_EXERCISE DESCRIPTION_
Take every line from the material that has the word "และกล" in it.

_AVAILABLE DATA_
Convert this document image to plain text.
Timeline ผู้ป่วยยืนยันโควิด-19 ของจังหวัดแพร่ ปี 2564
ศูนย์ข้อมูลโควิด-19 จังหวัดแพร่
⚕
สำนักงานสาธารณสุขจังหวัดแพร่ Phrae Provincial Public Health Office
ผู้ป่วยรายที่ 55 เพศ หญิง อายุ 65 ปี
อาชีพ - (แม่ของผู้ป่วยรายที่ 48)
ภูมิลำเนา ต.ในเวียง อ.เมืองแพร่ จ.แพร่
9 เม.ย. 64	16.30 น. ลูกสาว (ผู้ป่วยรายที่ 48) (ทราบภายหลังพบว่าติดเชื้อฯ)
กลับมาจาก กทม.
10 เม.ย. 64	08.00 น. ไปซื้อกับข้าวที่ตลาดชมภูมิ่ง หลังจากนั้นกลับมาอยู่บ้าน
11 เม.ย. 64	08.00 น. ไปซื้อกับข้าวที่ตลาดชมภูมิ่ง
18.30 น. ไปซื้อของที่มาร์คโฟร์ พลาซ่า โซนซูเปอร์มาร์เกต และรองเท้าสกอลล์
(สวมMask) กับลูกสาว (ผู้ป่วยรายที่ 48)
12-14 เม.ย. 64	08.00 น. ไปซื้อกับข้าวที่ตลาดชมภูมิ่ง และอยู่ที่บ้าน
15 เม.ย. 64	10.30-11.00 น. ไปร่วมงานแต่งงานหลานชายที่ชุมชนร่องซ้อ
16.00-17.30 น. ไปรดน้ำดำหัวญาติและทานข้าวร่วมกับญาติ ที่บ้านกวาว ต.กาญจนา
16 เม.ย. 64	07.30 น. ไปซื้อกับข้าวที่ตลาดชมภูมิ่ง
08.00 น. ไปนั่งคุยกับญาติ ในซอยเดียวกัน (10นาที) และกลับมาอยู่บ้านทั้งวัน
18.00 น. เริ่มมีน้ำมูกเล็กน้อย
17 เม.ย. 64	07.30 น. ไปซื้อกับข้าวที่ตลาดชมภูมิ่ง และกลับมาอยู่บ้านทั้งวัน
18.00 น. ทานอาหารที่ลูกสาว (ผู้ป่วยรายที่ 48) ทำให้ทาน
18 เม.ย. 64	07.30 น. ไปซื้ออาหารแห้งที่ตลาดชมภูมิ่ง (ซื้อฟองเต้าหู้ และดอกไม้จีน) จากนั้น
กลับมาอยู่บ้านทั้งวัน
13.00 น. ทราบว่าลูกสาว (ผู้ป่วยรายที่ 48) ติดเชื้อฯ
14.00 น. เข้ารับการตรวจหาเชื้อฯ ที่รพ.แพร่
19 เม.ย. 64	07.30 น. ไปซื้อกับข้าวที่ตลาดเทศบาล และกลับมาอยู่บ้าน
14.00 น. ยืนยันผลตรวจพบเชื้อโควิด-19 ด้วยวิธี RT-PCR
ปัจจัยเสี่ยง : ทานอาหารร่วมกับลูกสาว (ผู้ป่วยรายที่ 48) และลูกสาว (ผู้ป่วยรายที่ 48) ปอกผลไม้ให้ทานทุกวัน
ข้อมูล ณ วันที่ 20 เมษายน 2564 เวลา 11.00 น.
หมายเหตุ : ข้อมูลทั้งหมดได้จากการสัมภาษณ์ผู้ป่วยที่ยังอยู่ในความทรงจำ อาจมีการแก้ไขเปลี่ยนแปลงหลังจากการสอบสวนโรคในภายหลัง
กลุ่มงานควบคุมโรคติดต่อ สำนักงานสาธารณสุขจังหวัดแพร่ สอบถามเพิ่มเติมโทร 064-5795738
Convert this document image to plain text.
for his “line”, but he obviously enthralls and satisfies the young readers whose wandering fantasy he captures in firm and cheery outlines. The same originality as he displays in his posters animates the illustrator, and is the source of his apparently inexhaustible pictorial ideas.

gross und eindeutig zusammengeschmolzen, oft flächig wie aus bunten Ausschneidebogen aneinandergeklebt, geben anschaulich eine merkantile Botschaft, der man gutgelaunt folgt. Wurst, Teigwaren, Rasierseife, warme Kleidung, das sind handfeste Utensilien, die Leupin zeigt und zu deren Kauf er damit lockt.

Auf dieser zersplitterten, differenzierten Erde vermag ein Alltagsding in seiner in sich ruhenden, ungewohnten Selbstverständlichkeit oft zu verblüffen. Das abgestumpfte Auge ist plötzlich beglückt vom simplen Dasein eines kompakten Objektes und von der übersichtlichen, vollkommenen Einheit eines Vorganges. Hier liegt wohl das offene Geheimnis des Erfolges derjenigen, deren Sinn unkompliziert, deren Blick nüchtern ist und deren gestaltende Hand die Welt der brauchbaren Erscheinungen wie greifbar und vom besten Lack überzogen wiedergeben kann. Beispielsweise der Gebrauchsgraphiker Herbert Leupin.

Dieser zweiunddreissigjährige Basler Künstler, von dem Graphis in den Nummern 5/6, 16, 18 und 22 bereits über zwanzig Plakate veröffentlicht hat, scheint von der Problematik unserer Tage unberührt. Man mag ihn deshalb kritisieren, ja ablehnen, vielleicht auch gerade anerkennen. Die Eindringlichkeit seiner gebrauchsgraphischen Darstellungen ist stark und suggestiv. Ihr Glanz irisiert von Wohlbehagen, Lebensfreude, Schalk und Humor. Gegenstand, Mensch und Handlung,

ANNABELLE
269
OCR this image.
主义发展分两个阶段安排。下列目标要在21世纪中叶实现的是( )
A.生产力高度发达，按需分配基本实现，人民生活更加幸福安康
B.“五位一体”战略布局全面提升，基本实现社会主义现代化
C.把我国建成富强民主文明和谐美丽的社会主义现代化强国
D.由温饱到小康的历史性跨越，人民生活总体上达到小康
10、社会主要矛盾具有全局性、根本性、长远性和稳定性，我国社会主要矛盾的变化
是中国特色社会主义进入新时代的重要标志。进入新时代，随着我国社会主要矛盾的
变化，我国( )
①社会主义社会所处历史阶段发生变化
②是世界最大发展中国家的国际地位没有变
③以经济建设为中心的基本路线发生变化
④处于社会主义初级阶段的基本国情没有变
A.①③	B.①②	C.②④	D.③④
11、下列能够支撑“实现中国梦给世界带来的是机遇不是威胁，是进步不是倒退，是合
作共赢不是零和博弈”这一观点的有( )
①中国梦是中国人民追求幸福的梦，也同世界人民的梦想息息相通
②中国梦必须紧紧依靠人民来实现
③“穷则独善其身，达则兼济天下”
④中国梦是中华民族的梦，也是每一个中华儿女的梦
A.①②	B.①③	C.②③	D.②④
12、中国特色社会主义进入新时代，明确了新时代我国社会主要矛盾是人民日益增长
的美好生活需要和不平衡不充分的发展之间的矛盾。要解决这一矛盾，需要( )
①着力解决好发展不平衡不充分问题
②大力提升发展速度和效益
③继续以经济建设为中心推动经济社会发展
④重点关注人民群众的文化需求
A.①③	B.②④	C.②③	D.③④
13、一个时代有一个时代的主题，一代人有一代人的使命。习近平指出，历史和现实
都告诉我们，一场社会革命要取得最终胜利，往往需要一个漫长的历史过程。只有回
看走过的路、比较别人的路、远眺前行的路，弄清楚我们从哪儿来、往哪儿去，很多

_ANSWER TO THIS PROBLEM_
08.00 น. ไปนั่งคุยกับญาติ ในซอยเดียวกัน (10นาที) และกลับมาอยู่บ้านทั้งวัน
17 เม.ย. 64	07.30 น. ไปซื้อกับข้าวที่ตลาดชมภูมิ่ง และกลับมาอยู่บ้านทั้งวัน
19 เม.ย. 64	07.30 น. ไปซื้อกับข้าวที่ตลาดเทศบาล และกลับมาอยู่บ้าน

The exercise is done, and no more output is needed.